Excerto:
┌──
Quem manda é que faz as leis, e quem quiser fruir das leis deve estar com quem manda.

Leonardo Sciascia, in "O Dia da Coruja"

 

 

Não possuo televisão, mas pontualmente em casa de amigos e familiares, confesso que desvio o olhar e levanto as orelhas e foi isso que sucedeu este fim de semana. Também percebo, com todo o respeito que até tenho por alguns profissionais que nela trabalham e outros que conheço, que afinal não tenho perdido muito. 

 

Também não venho discorrer sobre quem tem culpa ou não num caso mediático e que envolve cunhas e quiçá alegadamente até possa roçar a corrupção. Na sociedade atual, e a portuguesa é um autêntico ecossistema, o recurso à cunha ou mais pomposamente ao networking (sem esquecer os apêndices), é uma prática comum. Se por um lado alguém sai beneficiado com estas práticas, são muitos os que saem injustiçados - por vezes até uma comunidade inteira. Os portugueses carecem de literacia ética e financeira para perceberem os reais impactos de muitas destas práticas.

 

Num país de gente séria, estas práticas levariam a uma falta de confiança nas instituições até porque a qualidade dos serviços acaba por ser posta em causa. A isto acrescem as desigualdades e até o desinvestimento nacional e estrangeiro. O nepotismo e o favoritismo destroem o mérito que a par do trabalho, são transformados em autênticos Farfarellos - até termos uma crise bem séria. Mas é também aí, em contraponto, que acabamos por matar a diversidade e a inclusão, algo com que agora acenamos, mesmo que seja no discurso ou por tentativas de  social washing

 

Na verdade, o recente caso do tratamento de umas gémeas é o exemplo de como um certo nepotismo e troca de favores pode ser perigoso, sobretudo se atentarmos à teia de envolvidos. Não deixa de ser chocante ver como actores primários e secundários em busca de poder e dividendos se movimentam nos bastidores. É inquietante chegar à conclusão que não é preciso esforço, basta estar nas redes certas. Podemos aceitar isso, mas aí mudemos o paradigma, abandonemos a hipocrisia e os discursos bonitos e sublinhemos que a escroqueria ou a falta de ética são o caminho a seguir. Parece difícil, e é... sobretudo quando até instituições públicas estabelecem negócios com organizações terroristas e de narcotraficantes no Brasil.
└──
Tarefa:
Prossiga, por favor, o excerto sobre as cunhas e o nepotismo a partir da sua última frase. Os dados nada têm a ver com o excerto sobre as cunhas e o nepotismo.

Dados fornecidos:
┌──
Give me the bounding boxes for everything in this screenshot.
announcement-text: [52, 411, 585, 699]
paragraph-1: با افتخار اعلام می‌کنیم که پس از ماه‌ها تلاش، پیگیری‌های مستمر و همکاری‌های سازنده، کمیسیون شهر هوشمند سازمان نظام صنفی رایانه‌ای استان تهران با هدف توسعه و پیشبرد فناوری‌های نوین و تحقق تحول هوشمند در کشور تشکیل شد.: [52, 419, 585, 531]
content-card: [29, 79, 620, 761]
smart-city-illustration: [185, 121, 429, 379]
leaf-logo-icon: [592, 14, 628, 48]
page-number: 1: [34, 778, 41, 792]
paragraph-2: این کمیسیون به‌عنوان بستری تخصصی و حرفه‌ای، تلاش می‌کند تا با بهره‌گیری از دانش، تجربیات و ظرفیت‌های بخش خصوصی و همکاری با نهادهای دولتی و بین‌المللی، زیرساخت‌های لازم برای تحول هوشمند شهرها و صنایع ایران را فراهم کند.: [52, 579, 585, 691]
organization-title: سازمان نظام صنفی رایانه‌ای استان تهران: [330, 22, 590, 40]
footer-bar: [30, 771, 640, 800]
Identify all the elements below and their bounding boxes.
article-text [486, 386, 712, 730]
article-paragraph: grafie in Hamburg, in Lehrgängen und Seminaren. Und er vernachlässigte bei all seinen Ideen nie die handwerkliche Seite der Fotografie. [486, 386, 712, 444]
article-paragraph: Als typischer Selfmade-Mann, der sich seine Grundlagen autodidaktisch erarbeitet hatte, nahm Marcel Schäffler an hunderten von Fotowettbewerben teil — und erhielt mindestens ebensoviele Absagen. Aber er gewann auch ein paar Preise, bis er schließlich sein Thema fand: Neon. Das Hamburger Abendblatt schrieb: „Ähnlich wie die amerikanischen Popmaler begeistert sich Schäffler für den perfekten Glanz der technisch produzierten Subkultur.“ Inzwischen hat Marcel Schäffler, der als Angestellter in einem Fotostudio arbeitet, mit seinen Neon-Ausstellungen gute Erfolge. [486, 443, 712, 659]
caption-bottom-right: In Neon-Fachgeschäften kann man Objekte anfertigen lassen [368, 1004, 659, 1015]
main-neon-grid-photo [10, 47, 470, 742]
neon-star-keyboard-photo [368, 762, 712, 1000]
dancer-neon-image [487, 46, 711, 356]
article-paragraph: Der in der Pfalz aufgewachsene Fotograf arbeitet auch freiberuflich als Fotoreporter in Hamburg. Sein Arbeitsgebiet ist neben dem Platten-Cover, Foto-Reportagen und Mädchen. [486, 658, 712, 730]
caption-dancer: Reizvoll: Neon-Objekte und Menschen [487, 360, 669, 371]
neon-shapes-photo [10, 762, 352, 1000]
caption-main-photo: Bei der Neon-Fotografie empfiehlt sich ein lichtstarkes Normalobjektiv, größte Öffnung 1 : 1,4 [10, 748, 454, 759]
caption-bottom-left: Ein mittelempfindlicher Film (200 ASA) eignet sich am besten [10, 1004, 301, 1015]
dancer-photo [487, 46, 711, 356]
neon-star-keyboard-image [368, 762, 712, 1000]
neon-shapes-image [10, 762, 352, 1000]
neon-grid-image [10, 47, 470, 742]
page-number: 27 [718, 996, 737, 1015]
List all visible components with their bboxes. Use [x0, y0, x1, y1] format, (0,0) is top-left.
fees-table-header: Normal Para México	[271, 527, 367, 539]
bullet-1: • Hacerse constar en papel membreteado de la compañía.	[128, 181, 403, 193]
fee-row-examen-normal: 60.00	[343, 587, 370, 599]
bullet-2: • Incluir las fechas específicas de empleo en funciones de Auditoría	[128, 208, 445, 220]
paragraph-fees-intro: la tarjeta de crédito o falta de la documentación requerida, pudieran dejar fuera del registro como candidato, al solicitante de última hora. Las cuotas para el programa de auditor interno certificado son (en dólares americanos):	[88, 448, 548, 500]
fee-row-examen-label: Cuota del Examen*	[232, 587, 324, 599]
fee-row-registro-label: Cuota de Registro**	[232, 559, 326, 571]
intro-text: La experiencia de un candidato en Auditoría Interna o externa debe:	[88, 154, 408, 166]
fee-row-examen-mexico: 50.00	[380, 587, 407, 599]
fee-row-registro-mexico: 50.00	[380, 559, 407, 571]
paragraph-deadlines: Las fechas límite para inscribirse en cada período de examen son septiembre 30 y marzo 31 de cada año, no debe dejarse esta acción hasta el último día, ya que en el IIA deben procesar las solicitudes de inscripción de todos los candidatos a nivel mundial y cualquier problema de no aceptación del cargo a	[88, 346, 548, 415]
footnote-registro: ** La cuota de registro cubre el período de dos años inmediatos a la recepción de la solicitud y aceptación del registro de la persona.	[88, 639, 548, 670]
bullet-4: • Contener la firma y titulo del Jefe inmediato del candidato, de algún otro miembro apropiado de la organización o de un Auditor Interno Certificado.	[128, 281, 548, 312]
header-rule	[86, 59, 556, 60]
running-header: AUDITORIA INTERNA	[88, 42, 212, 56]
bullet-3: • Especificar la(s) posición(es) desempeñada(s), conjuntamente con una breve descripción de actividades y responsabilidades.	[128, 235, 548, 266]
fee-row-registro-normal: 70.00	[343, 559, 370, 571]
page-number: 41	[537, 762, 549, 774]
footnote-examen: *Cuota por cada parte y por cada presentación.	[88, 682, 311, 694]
└──
Resultado:
 

Retomando ao primeiro parágrafo, não é só na televisão, e não deixa de ser singular como literalmente de um dia para o outro muitos espaços informativos se enchem de indivíduos (os mesmos de sempre e alguns bem de sempre) a defender práticas pouco morais. Não sou uma pessoa de acreditar em conspirações e até em agendas, mas acredito em pressões e muito trabalho de comunicação para transformar um idiota num cidadão exemplar e um cidadão exemplar num idiota. Hoje estes espaços são o prémio pela incompetência em múltiplas áreas, um prémio pela gestão danosa de uma organização ou de um país - até porque em muitos países, alguns desses indivíduos até estariam encarcerados. Juntem-se a estes os especialistas que rapidamente (rápido de mais?) tiram pós-graduações e mestrados para poderem ter espaço mediático a falar deste ou daquele tema. Um aparte: Algumas pós-graduações e mestrados,  seriam outro tema daqueles. Sobretudo quando o ensino superior parece um daqueles lives onde se vendem produtos contrafeitos.

 

De um dia para o outro transformamos o pior dos casos ou dos indivíduos em vítimas inocentes. É muito fácil criar uma narrativa, e a grande vantagem é aquela que poderia ser encarada como uma desvantagem há duas décadas: hoje julgamo-nos todos muito informados e inteligentes. Esse é o sentimento mais fácil para o fértil terreno da manipulação, por incrível que pareça. Se a isto juntarmos o “todos pensam assim” e lhe adicionarmos uma pitada de "se não pensares assim vais ser excluído", temos a sopa de ratos perfeita. Se repararmos tem sido uma tendência que vinga na política como em tantas outras áreas - se assim não fosse, por exemplo, muitas das vedetas da música estavam na pobreza - e talvez não vedetas mas verdadeiros músicos não estivessem afastados dos palcos e das editoras.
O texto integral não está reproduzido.